===== Entries =====

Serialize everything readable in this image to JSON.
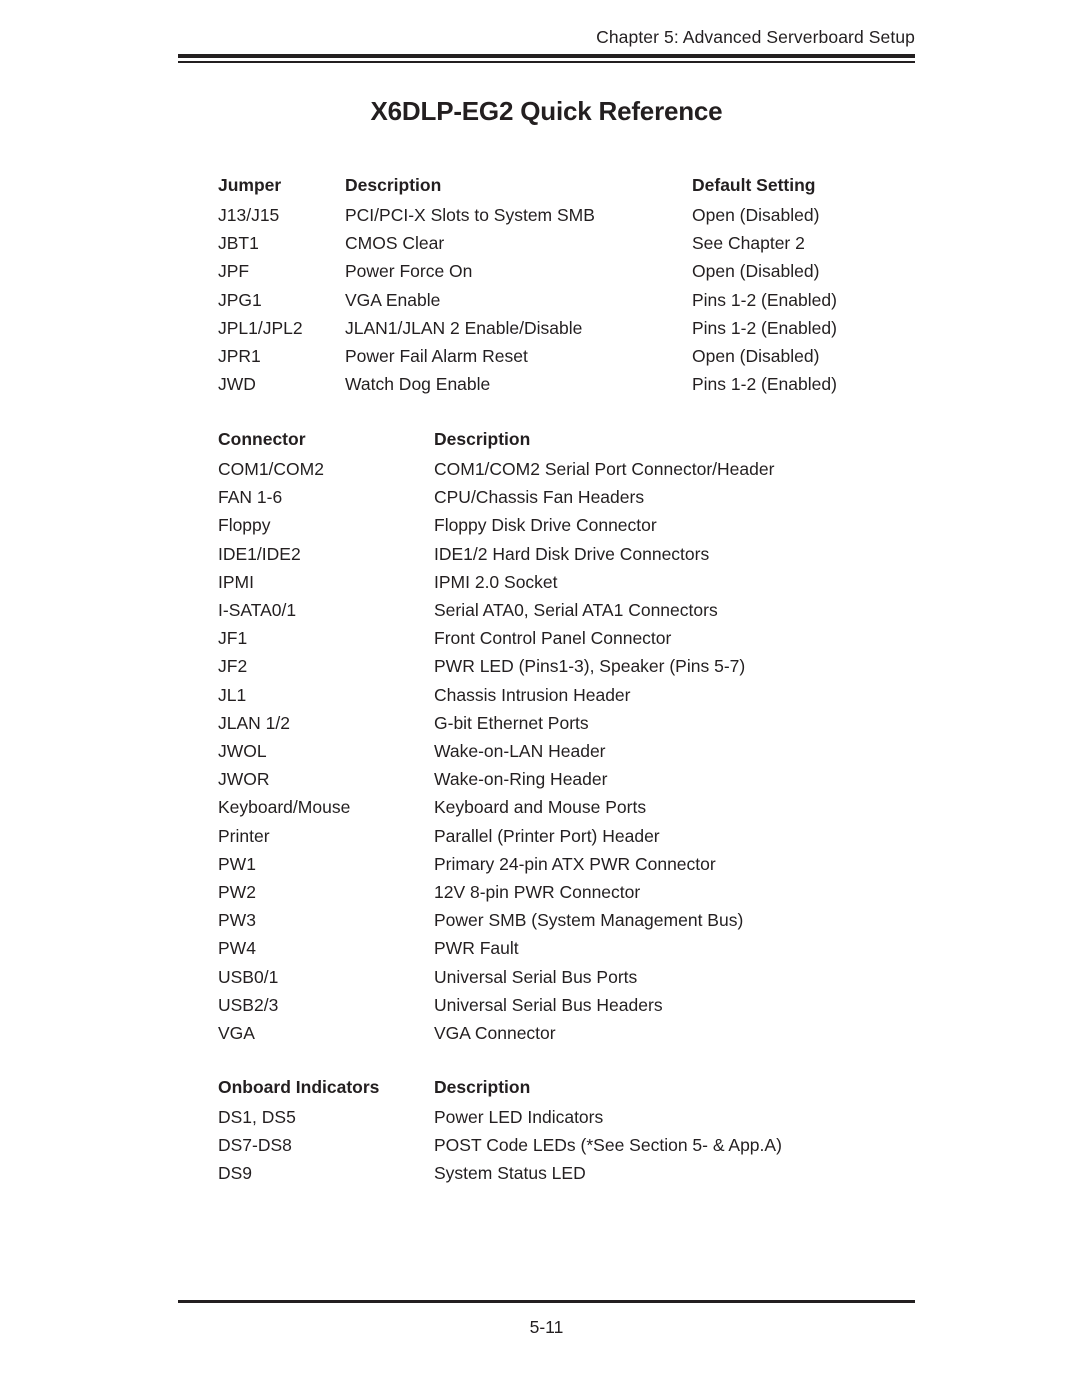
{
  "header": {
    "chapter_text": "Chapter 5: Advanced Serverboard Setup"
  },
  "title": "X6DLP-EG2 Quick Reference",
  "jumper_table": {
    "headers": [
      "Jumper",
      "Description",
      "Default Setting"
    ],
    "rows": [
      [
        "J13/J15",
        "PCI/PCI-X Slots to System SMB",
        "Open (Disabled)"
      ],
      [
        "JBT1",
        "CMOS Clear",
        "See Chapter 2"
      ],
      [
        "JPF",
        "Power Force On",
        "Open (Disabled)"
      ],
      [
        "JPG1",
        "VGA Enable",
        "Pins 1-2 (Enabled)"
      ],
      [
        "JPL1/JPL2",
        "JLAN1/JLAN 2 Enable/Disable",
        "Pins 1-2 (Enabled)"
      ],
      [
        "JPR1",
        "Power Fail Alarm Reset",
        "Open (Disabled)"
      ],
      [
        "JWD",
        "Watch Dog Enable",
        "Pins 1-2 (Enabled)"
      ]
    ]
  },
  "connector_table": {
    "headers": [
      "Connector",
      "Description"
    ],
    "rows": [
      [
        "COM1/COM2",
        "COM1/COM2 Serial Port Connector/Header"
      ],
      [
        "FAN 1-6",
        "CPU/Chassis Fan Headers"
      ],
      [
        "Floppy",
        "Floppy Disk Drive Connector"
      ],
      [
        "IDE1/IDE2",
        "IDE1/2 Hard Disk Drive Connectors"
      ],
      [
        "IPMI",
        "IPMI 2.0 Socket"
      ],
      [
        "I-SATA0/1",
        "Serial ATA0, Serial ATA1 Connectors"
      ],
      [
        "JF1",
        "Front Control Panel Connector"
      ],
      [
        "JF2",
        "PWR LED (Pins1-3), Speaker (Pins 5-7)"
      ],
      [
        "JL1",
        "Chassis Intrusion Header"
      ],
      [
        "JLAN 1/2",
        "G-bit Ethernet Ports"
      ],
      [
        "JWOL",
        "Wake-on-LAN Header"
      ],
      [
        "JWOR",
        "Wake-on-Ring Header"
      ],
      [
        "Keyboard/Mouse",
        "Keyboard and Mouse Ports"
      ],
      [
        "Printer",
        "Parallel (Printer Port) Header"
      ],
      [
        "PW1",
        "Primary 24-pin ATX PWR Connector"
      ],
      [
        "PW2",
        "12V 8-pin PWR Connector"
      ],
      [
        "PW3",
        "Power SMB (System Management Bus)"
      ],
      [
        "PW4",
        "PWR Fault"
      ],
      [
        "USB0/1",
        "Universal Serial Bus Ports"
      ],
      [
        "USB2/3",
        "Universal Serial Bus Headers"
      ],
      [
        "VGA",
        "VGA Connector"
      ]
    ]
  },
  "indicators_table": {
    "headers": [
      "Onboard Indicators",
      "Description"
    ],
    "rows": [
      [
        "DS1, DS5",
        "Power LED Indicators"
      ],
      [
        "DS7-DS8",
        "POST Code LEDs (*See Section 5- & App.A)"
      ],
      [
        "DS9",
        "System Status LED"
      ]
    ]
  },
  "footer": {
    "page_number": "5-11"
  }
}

=====

» Brief: Show all lines from the data above in which the word "Ports" appears.

» Worked answer:
        "G-bit Ethernet Ports"
        "Keyboard and Mouse Ports"
        "Universal Serial Bus Ports"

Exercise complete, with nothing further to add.